_Written request_
Return all of the entries exactly as written.

_Dataset extract_
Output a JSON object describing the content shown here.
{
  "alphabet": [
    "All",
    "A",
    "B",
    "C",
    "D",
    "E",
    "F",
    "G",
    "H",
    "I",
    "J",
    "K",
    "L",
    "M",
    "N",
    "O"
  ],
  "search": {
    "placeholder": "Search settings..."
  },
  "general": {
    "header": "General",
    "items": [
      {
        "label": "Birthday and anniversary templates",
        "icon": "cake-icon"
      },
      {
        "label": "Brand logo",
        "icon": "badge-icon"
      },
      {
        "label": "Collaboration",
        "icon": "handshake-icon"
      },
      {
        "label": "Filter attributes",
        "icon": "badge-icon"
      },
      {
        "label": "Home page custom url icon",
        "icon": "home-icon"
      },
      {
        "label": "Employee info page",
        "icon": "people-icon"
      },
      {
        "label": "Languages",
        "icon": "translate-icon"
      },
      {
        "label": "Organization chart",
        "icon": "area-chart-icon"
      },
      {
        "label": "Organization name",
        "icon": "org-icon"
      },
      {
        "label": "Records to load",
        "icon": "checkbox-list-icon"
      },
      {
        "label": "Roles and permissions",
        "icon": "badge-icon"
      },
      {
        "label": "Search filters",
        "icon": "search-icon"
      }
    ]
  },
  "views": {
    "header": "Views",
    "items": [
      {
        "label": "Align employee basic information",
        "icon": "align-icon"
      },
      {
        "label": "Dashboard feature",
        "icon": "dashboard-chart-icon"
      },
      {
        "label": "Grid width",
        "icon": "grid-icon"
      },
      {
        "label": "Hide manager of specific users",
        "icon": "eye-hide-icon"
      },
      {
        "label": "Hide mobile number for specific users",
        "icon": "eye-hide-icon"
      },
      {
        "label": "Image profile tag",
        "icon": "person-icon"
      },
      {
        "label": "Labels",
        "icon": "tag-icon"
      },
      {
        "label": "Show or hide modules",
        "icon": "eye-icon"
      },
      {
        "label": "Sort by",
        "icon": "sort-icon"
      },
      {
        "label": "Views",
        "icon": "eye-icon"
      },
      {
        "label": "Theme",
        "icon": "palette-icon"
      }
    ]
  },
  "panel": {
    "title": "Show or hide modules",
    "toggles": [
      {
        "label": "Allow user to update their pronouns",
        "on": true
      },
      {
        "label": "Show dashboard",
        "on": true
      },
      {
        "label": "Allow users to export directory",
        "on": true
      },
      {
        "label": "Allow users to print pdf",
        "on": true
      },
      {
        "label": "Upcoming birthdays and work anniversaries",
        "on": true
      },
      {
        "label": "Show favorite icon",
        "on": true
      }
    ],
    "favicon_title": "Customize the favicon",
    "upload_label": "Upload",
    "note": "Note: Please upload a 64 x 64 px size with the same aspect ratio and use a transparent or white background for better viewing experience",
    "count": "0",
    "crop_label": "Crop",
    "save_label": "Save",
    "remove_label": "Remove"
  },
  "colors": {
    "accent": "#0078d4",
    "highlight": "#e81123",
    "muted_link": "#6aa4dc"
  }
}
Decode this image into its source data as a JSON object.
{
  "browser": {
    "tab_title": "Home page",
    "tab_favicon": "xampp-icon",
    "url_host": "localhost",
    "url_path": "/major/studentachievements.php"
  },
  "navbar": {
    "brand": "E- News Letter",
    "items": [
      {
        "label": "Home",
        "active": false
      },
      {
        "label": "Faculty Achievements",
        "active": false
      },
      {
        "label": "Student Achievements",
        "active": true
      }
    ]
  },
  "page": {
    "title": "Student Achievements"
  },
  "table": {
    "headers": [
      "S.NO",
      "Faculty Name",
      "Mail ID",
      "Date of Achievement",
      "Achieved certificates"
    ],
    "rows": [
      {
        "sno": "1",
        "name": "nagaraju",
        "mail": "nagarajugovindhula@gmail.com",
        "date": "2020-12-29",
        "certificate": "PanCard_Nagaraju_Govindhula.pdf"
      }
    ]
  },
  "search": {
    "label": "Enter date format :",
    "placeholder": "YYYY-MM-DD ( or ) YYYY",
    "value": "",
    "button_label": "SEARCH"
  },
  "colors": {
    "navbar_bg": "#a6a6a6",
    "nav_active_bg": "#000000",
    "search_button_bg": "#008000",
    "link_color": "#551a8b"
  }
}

_Completed task_
Output a JSON object describing the content shown here.
{
  "alphabet": [
    "All",
    "A",
    "B",
    "C",
    "D",
    "E",
    "F",
    "G",
    "H",
    "I",
    "J",
    "K",
    "L",
    "M",
    "N",
    "O"
  ],
  "search": {
    "placeholder": "Search settings..."
  },
  "general": {
    "header": "General",
    "items": [
      {
        "label": "Birthday and anniversary templates",
        "icon": "cake-icon"
      },
      {
        "label": "Brand logo",
        "icon": "badge-icon"
      },
      {
        "label": "Collaboration",
        "icon": "handshake-icon"
      },
      {
        "label": "Filter attributes",
        "icon": "badge-icon"
      },
      {
        "label": "Home page custom url icon",
        "icon": "home-icon"
      },
      {
        "label": "Employee info page",
        "icon": "people-icon"
      },
      {
        "label": "Languages",
        "icon": "translate-icon"
      },
      {
        "label": "Organization chart",
        "icon": "area-chart-icon"
      },
      {
        "label": "Organization name",
        "icon": "org-icon"
      },
      {
        "label": "Records to load",
        "icon": "checkbox-list-icon"
      },
      {
        "label": "Roles and permissions",
        "icon": "badge-icon"
      },
      {
        "label": "Search filters",
        "icon": "search-icon"
      }
    ]
  },
  "views": {
    "header": "Views",
    "items": [
      {
        "label": "Align employee basic information",
        "icon": "align-icon"
      },
      {
        "label": "Dashboard feature",
        "icon": "dashboard-chart-icon"
      },
      {
        "label": "Grid width",
        "icon": "grid-icon"
      },
      {
        "label": "Hide manager of specific users",
        "icon": "eye-hide-icon"
      },
      {
        "label": "Hide mobile number for specific users",
        "icon": "eye-hide-icon"
      },
      {
        "label": "Image profile tag",
        "icon": "person-icon"
      },
      {
        "label": "Labels",
        "icon": "tag-icon"
      },
      {
        "label": "Show or hide modules",
        "icon": "eye-icon"
      },
      {
        "label": "Sort by",
        "icon": "sort-icon"
      },
      {
        "label": "Views",
        "icon": "eye-icon"
      },
      {
        "label": "Theme",
        "icon": "palette-icon"
      }
    ]
  },
  "panel": {
    "title": "Show or hide modules",
    "toggles": [
      {
        "label": "Allow user to update their pronouns",
        "on": true
      },
      {
        "label": "Show dashboard",
        "on": true
      },
      {
        "label": "Allow users to export directory",
        "on": true
      },
      {
        "label": "Allow users to print pdf",
        "on": true
      },
      {
        "label": "Upcoming birthdays and work anniversaries",
        "on": true
      },
      {
        "label": "Show favorite icon",
        "on": true
      }
    ],
    "favicon_title": "Customize the favicon",
    "upload_label": "Upload",
    "note": "Note: Please upload a 64 x 64 px size with the same aspect ratio and use a transparent or white background for better viewing experience",
    "count": "0",
    "crop_label": "Crop",
    "save_label": "Save",
    "remove_label": "Remove"
  },
  "colors": {
    "accent": "#0078d4",
    "highlight": "#e81123",
    "muted_link": "#6aa4dc"
  }
}
Decode this image into its source data as a JSON object.
{
  "browser": {
    "tab_title": "Home page",
    "tab_favicon": "xampp-icon",
    "url_host": "localhost",
    "url_path": "/major/studentachievements.php"
  },
  "navbar": {
    "brand": "E- News Letter",
    "items": [
      {
        "label": "Home",
        "active": false
      },
      {
        "label": "Faculty Achievements",
        "active": false
      },
      {
        "label": "Student Achievements",
        "active": true
      }
    ]
  },
  "page": {
    "title": "Student Achievements"
  },
  "table": {
    "headers": [
      "S.NO",
      "Faculty Name",
      "Mail ID",
      "Date of Achievement",
      "Achieved certificates"
    ],
    "rows": [
      {
        "sno": "1",
        "name": "nagaraju",
        "mail": "nagarajugovindhula@gmail.com",
        "date": "2020-12-29",
        "certificate": "PanCard_Nagaraju_Govindhula.pdf"
      }
    ]
  },
  "search": {
    "label": "Enter date format :",
    "placeholder": "YYYY-MM-DD ( or ) YYYY",
    "value": "",
    "button_label": "SEARCH"
  },
  "colors": {
    "navbar_bg": "#a6a6a6",
    "nav_active_bg": "#000000",
    "search_button_bg": "#008000",
    "link_color": "#551a8b"
  }
}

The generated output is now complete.